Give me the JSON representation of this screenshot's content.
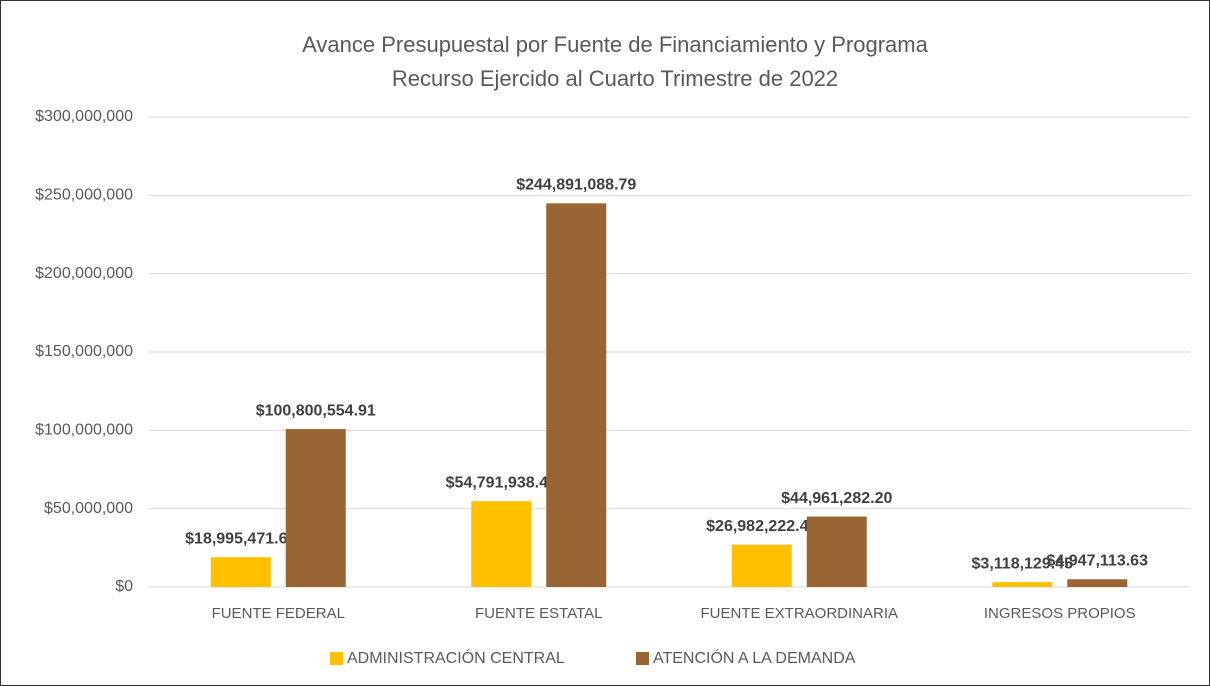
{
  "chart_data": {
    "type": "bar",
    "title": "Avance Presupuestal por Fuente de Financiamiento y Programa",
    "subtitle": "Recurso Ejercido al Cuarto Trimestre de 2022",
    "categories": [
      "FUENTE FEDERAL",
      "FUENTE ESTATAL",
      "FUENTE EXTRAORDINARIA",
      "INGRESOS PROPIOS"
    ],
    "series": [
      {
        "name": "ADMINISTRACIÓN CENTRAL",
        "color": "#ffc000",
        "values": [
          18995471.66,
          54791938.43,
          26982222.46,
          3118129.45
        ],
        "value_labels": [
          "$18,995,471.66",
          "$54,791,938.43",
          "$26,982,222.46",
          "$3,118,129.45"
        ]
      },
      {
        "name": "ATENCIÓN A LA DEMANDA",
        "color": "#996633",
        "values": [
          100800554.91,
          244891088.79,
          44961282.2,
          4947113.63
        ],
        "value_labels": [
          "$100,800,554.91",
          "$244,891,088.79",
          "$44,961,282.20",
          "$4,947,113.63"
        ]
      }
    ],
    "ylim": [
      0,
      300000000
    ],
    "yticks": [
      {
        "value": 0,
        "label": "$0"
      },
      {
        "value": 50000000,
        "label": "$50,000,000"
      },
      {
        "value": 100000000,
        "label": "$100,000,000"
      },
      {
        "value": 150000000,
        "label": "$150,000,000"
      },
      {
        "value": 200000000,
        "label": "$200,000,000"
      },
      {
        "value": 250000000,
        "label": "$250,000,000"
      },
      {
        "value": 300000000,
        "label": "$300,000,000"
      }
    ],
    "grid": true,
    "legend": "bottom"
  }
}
-=-=-
__Prompt__
Print every entry above again without changing a word, and omit the pictures.

__Solution to this task__
Give me the JSON representation of this screenshot's content.
{
  "chart_data": {
    "type": "bar",
    "title": "Avance Presupuestal por Fuente de Financiamiento y Programa",
    "subtitle": "Recurso Ejercido al Cuarto Trimestre de 2022",
    "categories": [
      "FUENTE FEDERAL",
      "FUENTE ESTATAL",
      "FUENTE EXTRAORDINARIA",
      "INGRESOS PROPIOS"
    ],
    "series": [
      {
        "name": "ADMINISTRACIÓN CENTRAL",
        "color": "#ffc000",
        "values": [
          18995471.66,
          54791938.43,
          26982222.46,
          3118129.45
        ],
        "value_labels": [
          "$18,995,471.66",
          "$54,791,938.43",
          "$26,982,222.46",
          "$3,118,129.45"
        ]
      },
      {
        "name": "ATENCIÓN A LA DEMANDA",
        "color": "#996633",
        "values": [
          100800554.91,
          244891088.79,
          44961282.2,
          4947113.63
        ],
        "value_labels": [
          "$100,800,554.91",
          "$244,891,088.79",
          "$44,961,282.20",
          "$4,947,113.63"
        ]
      }
    ],
    "ylim": [
      0,
      300000000
    ],
    "yticks": [
      {
        "value": 0,
        "label": "$0"
      },
      {
        "value": 50000000,
        "label": "$50,000,000"
      },
      {
        "value": 100000000,
        "label": "$100,000,000"
      },
      {
        "value": 150000000,
        "label": "$150,000,000"
      },
      {
        "value": 200000000,
        "label": "$200,000,000"
      },
      {
        "value": 250000000,
        "label": "$250,000,000"
      },
      {
        "value": 300000000,
        "label": "$300,000,000"
      }
    ],
    "grid": true,
    "legend": "bottom"
  }
}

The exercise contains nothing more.